>>>

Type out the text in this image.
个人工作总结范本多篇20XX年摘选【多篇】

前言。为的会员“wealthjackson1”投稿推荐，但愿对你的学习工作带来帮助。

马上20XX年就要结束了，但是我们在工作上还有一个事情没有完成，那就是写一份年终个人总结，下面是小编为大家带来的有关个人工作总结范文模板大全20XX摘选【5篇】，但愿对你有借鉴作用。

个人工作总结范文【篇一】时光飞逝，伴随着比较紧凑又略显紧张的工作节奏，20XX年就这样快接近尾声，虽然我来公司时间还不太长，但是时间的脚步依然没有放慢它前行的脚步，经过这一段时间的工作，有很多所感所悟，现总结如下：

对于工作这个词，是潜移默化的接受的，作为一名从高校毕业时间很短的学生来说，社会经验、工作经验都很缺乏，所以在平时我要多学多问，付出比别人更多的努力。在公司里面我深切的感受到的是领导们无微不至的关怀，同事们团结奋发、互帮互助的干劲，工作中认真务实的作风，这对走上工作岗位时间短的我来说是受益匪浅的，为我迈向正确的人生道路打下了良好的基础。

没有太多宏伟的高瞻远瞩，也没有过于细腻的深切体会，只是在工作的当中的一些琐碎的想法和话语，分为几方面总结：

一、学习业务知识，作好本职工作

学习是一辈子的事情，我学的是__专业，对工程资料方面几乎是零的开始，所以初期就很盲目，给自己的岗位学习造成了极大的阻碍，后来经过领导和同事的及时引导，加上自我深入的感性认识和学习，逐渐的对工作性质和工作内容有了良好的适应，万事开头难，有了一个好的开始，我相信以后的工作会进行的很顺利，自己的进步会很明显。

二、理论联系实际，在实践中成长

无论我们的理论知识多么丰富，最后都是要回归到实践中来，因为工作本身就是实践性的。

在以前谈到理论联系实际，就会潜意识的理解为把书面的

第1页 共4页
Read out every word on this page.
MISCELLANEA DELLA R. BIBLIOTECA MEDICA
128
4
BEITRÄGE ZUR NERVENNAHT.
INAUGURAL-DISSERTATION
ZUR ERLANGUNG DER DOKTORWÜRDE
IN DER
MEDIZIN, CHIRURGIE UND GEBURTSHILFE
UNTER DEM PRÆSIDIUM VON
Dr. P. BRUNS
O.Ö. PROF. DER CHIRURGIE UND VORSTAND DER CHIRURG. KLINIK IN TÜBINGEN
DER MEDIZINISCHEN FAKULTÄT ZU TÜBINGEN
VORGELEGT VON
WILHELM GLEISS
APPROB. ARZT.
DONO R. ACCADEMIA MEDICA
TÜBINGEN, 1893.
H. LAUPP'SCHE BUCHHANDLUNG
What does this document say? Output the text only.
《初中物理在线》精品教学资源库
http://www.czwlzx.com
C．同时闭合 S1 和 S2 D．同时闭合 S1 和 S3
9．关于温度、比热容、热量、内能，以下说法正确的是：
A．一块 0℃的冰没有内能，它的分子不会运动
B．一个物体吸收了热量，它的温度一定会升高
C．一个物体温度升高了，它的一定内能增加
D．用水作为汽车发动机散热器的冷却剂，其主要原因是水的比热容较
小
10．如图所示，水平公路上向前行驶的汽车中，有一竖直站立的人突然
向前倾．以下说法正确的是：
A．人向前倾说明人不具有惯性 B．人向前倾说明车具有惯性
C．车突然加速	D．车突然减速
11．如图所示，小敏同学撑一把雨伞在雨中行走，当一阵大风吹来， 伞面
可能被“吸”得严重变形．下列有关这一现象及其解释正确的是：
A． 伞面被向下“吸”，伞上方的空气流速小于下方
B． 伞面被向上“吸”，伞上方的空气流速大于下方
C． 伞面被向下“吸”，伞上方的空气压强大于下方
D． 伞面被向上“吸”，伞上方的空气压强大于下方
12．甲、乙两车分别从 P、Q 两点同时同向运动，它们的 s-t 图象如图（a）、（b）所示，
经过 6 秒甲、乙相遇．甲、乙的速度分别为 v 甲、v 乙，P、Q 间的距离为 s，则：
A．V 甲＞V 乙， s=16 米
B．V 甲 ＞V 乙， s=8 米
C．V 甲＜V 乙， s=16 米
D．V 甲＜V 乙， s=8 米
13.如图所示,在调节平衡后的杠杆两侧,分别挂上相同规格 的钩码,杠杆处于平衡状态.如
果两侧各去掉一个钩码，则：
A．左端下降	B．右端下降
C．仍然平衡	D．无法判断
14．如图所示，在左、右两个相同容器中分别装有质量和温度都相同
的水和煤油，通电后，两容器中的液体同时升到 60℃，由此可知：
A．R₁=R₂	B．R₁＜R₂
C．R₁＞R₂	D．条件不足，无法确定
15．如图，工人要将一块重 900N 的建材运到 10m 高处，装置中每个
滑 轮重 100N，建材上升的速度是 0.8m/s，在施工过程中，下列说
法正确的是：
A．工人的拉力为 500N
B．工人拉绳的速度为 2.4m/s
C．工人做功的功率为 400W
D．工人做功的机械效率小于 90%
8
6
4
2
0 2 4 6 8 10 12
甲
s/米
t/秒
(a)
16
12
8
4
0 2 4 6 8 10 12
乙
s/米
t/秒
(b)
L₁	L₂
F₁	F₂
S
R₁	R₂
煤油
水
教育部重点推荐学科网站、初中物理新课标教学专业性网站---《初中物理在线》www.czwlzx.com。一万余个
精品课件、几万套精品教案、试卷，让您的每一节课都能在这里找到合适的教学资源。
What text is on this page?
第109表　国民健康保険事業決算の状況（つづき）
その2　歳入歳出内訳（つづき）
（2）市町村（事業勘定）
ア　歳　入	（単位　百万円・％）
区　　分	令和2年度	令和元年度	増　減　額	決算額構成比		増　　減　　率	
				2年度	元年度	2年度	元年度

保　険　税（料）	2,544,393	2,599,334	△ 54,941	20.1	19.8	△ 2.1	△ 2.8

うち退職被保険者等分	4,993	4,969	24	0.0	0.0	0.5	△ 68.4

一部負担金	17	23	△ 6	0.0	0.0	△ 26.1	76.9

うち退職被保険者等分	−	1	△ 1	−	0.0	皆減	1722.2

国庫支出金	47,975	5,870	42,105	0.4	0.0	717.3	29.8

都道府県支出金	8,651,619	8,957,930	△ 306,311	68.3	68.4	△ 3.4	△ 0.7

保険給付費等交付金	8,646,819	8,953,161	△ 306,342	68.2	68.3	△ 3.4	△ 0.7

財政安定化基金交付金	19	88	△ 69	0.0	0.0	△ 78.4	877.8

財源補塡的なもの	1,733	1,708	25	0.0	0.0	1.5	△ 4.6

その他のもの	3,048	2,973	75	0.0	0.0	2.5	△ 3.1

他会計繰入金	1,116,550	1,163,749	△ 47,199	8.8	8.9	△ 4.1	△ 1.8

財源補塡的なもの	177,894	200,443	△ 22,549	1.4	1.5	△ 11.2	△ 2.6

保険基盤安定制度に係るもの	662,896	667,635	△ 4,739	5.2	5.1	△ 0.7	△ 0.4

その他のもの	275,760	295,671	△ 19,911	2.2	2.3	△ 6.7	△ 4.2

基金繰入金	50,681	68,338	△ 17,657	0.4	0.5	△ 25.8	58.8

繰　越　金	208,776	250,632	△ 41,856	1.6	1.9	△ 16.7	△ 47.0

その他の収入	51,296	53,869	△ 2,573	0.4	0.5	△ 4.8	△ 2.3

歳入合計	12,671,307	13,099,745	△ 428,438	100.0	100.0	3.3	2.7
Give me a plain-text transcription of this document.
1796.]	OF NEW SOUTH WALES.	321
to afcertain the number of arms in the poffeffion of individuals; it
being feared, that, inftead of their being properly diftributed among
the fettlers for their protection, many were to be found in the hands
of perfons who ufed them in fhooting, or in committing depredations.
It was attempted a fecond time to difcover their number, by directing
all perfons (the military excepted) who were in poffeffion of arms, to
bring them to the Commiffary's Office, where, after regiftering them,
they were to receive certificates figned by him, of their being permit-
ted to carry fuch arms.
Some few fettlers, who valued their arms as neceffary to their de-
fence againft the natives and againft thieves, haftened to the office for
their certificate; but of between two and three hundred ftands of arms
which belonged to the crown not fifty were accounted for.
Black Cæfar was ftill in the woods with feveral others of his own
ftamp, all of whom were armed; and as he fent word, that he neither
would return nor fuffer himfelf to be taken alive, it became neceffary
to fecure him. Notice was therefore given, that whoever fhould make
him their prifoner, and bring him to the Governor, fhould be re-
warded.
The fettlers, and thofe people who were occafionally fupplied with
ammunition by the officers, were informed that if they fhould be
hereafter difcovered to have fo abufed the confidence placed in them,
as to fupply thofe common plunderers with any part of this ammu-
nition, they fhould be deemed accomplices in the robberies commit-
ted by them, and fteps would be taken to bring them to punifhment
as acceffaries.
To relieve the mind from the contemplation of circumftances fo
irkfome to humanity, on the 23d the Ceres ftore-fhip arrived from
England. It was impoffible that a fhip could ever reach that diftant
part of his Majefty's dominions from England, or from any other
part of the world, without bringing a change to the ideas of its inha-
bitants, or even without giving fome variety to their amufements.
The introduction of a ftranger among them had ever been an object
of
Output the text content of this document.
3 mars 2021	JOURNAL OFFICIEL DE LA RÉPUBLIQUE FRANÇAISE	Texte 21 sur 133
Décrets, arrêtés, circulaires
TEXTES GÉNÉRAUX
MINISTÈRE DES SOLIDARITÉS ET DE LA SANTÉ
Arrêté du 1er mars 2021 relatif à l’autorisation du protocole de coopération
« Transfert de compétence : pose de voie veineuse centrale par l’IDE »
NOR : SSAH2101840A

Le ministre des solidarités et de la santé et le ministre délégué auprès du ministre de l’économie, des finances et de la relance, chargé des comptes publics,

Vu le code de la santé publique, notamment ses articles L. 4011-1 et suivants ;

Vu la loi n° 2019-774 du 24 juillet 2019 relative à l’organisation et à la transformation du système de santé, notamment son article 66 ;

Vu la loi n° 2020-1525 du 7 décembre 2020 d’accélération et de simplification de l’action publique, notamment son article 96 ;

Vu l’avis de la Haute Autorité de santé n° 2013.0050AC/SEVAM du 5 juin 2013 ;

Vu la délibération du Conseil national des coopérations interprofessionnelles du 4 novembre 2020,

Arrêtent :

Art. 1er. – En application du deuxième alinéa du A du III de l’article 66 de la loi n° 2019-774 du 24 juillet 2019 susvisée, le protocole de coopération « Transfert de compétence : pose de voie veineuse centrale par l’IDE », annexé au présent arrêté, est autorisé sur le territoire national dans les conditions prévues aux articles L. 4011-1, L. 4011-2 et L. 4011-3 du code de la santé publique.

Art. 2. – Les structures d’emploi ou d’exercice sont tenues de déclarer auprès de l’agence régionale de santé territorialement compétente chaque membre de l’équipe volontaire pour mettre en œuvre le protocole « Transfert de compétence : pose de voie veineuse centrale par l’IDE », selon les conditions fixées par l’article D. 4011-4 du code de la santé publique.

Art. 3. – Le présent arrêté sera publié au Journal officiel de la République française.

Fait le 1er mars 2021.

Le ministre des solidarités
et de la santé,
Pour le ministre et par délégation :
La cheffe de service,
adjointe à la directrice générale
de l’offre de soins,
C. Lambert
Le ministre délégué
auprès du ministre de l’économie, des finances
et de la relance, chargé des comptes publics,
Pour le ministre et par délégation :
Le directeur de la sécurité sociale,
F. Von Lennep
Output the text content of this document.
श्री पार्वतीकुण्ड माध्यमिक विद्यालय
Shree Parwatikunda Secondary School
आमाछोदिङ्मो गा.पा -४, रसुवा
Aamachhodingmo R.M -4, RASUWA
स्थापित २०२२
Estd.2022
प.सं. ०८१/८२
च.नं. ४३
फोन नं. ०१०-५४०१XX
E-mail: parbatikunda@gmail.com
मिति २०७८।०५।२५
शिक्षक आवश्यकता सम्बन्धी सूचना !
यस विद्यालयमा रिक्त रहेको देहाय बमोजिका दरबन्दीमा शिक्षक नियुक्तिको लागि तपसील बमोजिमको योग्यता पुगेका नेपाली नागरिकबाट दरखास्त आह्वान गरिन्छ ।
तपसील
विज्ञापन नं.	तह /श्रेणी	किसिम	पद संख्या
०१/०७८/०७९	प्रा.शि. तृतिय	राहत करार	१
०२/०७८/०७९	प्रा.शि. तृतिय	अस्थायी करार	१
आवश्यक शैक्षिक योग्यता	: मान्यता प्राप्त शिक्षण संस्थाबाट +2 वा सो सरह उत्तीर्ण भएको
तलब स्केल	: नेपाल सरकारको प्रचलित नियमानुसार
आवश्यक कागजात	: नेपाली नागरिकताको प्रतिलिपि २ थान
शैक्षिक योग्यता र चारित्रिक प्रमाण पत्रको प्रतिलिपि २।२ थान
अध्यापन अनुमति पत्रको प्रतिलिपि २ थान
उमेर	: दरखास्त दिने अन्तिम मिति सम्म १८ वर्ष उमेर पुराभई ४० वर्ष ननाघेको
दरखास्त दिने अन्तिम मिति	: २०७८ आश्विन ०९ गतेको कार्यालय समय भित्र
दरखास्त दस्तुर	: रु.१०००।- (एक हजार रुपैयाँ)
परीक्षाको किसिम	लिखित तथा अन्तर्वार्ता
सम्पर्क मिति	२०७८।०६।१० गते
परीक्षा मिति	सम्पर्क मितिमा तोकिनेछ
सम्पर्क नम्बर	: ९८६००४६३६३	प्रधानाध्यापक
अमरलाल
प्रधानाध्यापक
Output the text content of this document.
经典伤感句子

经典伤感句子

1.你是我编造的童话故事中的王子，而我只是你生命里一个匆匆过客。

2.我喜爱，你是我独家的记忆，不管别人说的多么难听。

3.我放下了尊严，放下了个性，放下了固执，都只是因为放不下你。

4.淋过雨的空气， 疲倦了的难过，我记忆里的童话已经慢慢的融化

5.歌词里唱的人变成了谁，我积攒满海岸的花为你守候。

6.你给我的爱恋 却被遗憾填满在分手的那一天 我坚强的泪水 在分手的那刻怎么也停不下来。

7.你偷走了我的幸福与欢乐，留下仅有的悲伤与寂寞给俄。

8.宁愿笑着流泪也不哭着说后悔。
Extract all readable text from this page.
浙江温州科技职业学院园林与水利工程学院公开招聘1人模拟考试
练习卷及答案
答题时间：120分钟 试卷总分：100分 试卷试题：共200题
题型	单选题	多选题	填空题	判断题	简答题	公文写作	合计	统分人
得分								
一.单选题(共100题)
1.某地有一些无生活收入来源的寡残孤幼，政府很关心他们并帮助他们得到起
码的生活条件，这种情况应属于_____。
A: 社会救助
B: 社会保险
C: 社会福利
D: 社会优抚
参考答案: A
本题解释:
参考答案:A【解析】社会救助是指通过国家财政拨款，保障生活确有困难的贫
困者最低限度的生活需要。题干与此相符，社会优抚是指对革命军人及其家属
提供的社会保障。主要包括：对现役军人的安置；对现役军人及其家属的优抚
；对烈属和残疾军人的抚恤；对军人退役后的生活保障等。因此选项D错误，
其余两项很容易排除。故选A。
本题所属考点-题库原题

<<<

▸ Direction:
In the entries above, take the line containing "Extract all readable text from this page." and each later line through the last, and repeat them exactly. Output nothing else.

▸ Output:
Extract all readable text from this page.
浙江温州科技职业学院园林与水利工程学院公开招聘1人模拟考试
练习卷及答案
答题时间：120分钟 试卷总分：100分 试卷试题：共200题
题型	单选题	多选题	填空题	判断题	简答题	公文写作	合计	统分人
得分								
一.单选题(共100题)
1.某地有一些无生活收入来源的寡残孤幼，政府很关心他们并帮助他们得到起
码的生活条件，这种情况应属于_____。
A: 社会救助
B: 社会保险
C: 社会福利
D: 社会优抚
参考答案: A
本题解释:
参考答案:A【解析】社会救助是指通过国家财政拨款，保障生活确有困难的贫
困者最低限度的生活需要。题干与此相符，社会优抚是指对革命军人及其家属
提供的社会保障。主要包括：对现役军人的安置；对现役军人及其家属的优抚
；对烈属和残疾军人的抚恤；对军人退役后的生活保障等。因此选项D错误，
其余两项很容易排除。故选A。
本题所属考点-题库原题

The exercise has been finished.